◆ WHAT YOU ARE ASKED TO DO:
Your task is to copy every line of the entries that contains "tetramethylbromobenzene".

◆ MATERIAL TO PROCESS:
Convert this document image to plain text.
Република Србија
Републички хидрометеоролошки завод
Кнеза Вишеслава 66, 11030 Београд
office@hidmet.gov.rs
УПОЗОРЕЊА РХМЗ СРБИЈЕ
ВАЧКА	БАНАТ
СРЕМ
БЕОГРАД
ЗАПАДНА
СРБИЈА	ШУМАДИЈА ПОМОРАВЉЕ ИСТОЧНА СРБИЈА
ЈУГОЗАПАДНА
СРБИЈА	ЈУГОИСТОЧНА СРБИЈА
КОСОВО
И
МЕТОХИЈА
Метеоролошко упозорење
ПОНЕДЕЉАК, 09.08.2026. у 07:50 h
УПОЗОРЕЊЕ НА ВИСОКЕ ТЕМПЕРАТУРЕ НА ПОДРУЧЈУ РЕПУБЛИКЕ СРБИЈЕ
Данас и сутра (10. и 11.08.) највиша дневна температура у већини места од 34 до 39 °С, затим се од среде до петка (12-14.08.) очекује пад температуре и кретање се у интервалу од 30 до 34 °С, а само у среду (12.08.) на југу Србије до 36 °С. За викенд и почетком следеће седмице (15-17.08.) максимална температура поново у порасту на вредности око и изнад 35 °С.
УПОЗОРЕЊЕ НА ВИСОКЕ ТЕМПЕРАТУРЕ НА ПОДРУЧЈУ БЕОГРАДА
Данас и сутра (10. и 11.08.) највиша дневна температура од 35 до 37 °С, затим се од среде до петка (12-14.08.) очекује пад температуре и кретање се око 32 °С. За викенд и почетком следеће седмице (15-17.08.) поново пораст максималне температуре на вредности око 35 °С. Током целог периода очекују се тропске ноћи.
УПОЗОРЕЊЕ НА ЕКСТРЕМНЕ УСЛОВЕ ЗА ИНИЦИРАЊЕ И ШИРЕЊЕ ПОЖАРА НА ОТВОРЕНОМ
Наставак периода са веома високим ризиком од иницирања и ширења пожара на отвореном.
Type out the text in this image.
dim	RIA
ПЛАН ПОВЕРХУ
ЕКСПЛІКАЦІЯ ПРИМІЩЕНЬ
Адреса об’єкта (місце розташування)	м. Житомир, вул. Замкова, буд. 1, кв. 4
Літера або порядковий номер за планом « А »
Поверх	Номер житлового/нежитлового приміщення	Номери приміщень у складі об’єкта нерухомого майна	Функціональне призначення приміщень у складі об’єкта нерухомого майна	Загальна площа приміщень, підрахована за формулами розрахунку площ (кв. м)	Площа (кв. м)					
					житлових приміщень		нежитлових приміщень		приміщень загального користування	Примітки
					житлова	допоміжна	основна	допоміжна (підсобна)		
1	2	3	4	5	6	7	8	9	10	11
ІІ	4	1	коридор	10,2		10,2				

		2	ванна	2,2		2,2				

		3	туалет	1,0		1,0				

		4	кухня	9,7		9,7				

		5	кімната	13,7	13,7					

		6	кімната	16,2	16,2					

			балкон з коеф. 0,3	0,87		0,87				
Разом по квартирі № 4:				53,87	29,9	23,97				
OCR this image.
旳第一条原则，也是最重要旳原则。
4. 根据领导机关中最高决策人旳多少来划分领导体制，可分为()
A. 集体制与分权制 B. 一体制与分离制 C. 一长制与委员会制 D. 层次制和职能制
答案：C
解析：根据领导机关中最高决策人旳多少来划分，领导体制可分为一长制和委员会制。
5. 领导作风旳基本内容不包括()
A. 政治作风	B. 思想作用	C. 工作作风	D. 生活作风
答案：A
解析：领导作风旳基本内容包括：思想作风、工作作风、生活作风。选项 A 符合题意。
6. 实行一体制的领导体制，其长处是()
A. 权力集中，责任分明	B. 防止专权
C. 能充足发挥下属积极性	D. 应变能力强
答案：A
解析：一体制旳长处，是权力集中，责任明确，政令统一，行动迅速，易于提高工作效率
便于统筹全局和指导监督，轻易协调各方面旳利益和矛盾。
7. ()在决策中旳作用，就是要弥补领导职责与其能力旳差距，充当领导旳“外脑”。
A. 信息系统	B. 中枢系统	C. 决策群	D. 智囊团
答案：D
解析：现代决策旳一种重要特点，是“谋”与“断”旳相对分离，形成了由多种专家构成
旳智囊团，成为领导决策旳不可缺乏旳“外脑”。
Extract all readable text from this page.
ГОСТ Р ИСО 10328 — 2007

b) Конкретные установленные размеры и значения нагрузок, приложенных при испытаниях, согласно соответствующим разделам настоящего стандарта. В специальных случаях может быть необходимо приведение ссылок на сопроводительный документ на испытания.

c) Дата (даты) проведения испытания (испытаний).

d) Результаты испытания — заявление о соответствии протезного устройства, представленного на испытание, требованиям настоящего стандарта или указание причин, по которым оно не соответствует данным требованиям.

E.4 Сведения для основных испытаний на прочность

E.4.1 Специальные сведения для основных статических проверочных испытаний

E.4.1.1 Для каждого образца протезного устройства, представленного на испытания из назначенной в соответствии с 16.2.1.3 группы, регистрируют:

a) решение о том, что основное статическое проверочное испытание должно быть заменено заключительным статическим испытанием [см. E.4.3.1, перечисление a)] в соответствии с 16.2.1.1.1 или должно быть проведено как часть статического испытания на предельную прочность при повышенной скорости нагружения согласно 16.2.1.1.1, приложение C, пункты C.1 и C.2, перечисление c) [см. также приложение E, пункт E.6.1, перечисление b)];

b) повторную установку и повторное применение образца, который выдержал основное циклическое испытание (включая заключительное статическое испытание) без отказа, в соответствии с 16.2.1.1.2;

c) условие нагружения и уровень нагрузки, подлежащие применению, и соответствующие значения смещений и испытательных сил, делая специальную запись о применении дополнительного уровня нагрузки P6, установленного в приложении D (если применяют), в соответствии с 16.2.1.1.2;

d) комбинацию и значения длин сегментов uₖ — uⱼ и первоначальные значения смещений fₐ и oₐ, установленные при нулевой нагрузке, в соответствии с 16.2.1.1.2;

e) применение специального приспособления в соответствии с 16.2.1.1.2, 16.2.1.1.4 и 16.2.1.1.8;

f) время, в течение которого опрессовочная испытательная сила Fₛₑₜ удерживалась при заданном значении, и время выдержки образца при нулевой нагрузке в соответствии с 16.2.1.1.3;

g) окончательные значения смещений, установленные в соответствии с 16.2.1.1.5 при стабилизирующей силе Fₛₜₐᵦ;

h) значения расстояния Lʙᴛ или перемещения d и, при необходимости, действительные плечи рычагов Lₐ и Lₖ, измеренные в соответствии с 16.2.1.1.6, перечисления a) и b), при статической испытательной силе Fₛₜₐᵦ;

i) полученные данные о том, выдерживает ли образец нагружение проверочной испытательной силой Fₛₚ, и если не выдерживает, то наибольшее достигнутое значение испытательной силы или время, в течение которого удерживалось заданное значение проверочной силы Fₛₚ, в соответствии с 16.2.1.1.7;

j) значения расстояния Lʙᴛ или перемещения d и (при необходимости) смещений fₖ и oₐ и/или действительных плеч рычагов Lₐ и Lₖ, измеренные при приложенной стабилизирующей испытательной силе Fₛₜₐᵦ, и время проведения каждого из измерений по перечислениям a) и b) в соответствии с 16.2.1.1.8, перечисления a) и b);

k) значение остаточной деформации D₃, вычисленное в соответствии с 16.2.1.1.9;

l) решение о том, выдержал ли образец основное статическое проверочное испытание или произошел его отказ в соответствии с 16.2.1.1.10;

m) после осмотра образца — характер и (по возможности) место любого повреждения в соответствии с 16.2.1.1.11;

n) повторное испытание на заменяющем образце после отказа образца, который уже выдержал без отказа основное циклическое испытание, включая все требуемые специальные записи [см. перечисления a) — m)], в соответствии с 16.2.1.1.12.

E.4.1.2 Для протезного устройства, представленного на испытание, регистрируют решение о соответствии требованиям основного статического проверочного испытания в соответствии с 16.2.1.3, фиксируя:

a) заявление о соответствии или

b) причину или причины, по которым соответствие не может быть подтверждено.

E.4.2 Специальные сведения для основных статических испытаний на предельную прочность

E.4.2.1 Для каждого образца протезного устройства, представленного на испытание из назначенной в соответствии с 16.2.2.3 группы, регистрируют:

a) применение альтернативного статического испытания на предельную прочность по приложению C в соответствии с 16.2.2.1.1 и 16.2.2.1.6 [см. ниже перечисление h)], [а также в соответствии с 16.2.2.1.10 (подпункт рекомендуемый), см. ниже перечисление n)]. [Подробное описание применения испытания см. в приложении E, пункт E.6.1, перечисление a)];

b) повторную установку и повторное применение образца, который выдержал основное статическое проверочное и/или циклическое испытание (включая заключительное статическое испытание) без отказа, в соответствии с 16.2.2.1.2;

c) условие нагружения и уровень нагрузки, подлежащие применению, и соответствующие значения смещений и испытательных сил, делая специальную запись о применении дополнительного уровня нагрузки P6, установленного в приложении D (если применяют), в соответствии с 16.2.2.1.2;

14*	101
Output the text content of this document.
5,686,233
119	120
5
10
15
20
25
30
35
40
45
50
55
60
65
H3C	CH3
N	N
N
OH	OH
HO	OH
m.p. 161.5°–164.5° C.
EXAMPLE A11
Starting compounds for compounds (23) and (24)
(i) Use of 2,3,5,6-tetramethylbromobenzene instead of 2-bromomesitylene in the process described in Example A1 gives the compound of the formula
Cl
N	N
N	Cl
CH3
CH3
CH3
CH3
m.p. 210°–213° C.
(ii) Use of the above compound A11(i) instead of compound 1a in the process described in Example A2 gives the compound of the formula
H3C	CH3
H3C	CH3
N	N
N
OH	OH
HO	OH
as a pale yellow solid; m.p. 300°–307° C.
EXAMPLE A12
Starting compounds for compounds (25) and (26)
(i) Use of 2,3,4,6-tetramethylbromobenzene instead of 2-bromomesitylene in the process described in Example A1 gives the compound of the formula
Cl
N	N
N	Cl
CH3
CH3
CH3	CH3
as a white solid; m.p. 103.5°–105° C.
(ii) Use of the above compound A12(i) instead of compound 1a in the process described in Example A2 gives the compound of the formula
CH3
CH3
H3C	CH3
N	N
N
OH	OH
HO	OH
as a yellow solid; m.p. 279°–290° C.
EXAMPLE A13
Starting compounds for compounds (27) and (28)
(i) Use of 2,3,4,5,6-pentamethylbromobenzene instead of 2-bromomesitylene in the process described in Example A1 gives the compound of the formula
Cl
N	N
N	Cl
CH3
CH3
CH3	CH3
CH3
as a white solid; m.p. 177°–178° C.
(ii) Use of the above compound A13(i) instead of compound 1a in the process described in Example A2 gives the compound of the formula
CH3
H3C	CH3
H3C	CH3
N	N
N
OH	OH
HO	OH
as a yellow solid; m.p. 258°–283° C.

◆ ANSWER IN FULL:
(i) Use of 2,3,5,6-tetramethylbromobenzene instead of 2-bromomesitylene in the process described in Example A1 gives the compound of the formula
(i) Use of 2,3,4,6-tetramethylbromobenzene instead of 2-bromomesitylene in the process described in Example A1 gives the compound of the formula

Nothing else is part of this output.